▶ INPUT:
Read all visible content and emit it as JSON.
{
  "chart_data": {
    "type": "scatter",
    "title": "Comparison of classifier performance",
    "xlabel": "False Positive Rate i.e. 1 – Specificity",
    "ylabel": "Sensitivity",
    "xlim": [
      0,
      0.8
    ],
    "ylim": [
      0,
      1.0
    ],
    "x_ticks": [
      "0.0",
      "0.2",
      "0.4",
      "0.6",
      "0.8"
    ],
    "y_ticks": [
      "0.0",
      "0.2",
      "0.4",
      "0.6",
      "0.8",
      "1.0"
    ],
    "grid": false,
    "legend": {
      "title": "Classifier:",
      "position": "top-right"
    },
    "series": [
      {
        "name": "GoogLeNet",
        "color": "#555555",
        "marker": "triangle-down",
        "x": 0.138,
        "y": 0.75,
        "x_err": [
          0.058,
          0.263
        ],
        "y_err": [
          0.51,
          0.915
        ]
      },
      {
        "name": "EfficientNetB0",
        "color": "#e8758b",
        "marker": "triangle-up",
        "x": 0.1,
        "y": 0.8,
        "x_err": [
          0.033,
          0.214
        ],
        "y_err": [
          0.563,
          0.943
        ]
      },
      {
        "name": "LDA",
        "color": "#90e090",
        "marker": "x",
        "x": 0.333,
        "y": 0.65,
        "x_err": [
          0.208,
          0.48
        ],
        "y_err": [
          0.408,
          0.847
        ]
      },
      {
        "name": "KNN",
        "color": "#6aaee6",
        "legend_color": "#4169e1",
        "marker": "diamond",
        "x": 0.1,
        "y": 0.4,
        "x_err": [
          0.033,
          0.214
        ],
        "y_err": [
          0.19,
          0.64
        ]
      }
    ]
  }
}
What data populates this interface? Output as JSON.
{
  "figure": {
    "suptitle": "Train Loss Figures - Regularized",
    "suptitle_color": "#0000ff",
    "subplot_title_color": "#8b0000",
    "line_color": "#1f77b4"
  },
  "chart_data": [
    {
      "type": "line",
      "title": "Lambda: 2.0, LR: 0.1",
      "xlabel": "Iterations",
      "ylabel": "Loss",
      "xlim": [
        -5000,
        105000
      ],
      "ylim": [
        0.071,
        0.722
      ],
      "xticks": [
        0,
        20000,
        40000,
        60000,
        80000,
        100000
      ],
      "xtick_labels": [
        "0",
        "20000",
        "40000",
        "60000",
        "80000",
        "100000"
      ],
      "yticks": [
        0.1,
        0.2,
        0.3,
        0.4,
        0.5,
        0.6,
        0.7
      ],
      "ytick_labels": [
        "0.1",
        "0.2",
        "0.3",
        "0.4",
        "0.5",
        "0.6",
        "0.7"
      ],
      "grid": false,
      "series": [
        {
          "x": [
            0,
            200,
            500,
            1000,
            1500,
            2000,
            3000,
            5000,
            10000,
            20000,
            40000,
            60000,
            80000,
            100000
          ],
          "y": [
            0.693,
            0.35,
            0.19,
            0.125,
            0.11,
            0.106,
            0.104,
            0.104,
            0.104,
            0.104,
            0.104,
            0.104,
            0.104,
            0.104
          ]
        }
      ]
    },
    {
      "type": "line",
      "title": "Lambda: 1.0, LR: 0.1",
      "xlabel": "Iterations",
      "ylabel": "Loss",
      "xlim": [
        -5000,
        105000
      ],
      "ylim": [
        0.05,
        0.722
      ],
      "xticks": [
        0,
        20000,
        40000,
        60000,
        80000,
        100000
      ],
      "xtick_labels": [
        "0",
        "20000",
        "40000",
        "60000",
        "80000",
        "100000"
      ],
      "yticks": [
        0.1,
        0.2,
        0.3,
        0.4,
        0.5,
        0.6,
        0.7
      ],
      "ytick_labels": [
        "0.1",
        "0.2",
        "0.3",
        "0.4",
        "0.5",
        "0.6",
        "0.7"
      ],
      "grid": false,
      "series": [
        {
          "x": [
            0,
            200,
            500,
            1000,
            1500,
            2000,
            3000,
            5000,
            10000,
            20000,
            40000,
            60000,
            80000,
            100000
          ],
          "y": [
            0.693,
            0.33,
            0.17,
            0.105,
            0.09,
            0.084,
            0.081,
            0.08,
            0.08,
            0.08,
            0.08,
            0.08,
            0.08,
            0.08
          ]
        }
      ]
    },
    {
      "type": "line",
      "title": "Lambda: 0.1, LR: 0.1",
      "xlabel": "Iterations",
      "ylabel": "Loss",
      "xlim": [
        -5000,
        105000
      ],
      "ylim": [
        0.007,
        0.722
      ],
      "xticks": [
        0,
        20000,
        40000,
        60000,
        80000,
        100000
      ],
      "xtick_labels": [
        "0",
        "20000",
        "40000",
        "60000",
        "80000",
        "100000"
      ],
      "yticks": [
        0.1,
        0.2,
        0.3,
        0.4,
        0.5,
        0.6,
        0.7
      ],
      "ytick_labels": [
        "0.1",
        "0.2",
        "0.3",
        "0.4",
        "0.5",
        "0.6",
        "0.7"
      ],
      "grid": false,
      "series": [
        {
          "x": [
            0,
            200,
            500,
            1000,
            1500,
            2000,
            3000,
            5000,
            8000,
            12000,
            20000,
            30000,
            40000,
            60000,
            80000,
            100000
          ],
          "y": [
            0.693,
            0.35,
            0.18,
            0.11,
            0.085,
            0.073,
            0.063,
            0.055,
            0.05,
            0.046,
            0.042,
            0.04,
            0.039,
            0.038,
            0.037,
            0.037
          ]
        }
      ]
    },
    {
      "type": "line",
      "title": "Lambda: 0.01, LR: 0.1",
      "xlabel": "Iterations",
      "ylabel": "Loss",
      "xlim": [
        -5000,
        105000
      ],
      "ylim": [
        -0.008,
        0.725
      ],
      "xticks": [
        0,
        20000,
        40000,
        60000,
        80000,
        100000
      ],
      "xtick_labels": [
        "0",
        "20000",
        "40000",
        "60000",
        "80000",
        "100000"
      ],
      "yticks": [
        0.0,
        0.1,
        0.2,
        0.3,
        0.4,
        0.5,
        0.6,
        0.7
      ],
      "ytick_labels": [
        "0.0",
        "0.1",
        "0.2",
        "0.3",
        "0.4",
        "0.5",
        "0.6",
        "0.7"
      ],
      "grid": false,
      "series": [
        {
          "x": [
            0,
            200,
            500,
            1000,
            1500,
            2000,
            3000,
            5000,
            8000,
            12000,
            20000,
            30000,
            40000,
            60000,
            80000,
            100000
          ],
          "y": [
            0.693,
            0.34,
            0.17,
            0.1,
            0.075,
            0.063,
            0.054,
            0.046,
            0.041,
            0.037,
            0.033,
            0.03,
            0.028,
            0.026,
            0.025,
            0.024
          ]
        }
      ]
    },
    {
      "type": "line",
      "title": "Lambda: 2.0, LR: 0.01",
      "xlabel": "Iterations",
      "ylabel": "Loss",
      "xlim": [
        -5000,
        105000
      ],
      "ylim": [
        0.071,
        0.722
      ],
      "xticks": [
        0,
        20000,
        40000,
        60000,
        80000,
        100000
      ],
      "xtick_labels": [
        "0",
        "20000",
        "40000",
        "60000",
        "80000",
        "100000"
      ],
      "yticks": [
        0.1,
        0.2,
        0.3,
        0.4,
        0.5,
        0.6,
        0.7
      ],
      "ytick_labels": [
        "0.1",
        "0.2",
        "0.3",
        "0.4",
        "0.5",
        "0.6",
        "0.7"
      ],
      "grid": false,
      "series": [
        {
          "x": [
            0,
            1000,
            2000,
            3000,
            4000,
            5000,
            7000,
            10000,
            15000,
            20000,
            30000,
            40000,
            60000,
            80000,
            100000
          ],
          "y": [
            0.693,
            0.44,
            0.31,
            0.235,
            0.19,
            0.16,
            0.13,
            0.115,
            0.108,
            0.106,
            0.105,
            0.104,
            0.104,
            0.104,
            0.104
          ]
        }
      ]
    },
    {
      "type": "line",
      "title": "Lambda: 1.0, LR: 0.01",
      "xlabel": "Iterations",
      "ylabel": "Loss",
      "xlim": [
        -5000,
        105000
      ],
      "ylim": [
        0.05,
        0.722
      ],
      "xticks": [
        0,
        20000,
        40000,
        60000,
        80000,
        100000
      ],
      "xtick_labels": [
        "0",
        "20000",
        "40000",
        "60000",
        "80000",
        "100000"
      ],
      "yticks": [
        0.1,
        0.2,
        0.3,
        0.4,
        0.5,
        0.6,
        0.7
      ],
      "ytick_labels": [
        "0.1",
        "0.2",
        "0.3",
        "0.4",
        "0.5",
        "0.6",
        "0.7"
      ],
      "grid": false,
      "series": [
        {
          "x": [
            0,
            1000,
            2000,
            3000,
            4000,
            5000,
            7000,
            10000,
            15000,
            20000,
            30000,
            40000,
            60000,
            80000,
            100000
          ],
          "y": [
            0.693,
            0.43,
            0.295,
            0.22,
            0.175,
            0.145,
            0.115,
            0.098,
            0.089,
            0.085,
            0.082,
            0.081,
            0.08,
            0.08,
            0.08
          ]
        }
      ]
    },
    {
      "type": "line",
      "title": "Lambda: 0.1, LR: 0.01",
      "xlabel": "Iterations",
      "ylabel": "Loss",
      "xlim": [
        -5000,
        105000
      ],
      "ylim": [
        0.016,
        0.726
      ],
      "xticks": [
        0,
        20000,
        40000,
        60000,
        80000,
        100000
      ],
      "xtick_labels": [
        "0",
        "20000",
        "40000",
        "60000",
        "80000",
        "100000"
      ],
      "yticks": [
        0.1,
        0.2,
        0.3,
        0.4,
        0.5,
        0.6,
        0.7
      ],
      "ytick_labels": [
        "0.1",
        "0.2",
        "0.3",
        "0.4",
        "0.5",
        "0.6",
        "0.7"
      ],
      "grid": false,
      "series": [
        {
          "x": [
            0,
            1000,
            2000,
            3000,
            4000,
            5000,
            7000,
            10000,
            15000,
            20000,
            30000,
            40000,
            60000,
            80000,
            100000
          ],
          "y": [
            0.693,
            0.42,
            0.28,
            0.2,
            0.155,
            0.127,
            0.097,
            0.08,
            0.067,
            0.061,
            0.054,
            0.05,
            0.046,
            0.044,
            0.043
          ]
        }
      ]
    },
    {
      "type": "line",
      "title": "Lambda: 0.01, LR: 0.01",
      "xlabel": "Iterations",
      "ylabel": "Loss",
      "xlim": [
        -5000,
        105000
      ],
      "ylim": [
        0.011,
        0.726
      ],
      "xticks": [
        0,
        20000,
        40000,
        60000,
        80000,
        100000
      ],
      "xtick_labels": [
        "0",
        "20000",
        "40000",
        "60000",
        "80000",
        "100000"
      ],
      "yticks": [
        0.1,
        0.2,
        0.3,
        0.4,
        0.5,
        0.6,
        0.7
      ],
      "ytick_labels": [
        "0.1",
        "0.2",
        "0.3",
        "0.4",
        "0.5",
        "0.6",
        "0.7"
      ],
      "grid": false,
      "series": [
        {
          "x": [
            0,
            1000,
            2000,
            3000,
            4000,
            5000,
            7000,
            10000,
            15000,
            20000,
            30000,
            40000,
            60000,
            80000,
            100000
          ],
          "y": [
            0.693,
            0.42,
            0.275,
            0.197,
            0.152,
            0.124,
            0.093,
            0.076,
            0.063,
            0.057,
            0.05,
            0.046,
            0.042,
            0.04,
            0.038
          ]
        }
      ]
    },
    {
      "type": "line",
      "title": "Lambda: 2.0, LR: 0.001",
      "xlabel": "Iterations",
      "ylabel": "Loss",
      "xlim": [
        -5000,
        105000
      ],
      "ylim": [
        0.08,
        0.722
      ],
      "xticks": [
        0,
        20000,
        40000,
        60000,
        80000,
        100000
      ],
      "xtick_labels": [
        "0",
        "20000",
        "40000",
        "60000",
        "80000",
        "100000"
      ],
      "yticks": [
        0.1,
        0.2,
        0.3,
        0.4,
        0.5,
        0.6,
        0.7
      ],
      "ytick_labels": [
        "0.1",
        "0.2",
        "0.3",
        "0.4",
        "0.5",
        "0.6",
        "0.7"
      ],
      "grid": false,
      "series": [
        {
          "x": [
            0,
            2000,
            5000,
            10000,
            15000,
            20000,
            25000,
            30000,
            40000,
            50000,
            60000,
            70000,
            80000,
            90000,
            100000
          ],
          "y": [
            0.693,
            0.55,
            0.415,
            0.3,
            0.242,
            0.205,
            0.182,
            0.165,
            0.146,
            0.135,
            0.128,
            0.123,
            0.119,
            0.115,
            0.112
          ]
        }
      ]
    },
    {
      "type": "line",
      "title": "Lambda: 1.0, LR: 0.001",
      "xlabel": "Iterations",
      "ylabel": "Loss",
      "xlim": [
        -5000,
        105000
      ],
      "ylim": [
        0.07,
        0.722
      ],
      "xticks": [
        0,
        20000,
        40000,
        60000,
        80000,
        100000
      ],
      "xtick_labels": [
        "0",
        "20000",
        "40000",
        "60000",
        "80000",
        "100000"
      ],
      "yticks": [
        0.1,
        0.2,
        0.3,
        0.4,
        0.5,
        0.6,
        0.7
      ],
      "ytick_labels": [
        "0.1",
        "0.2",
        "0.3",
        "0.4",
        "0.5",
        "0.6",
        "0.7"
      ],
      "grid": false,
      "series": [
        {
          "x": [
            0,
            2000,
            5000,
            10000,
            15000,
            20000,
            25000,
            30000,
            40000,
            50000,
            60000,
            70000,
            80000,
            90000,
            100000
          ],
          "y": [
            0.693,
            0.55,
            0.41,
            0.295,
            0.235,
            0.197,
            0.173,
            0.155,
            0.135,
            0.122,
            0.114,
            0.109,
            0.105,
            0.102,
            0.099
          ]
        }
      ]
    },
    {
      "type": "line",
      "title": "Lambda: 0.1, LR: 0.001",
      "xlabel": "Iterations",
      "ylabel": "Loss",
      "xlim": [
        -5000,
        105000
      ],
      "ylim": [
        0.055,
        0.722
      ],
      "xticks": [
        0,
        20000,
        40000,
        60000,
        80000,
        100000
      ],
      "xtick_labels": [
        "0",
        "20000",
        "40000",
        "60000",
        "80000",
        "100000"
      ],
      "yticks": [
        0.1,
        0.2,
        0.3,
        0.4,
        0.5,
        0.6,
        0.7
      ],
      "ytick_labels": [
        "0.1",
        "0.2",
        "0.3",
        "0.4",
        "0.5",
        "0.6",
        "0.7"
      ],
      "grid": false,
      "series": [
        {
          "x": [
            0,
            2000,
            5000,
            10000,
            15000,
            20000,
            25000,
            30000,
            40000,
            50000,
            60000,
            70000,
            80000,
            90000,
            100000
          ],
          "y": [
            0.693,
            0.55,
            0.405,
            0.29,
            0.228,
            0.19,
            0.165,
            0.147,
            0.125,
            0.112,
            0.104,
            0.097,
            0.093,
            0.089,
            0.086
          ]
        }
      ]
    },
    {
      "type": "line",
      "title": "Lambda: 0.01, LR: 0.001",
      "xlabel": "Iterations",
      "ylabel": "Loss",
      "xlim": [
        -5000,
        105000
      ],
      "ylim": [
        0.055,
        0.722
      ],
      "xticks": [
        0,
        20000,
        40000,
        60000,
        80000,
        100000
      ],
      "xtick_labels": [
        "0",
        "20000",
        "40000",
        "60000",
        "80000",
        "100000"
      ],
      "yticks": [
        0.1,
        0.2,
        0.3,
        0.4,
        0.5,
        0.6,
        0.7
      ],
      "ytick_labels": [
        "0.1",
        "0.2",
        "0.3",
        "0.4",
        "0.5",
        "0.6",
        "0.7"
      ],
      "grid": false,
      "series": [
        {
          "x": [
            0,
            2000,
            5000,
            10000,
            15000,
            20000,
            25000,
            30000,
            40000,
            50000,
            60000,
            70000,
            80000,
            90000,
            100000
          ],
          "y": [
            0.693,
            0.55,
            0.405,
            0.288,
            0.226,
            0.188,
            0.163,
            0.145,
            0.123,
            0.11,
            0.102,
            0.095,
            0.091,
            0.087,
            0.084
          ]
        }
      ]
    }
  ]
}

▶ EXERCISE:
Above are some records. Report the number of their lines that include "Lambda", and add nothing else.

▶ WRITTEN RESPONSE:
12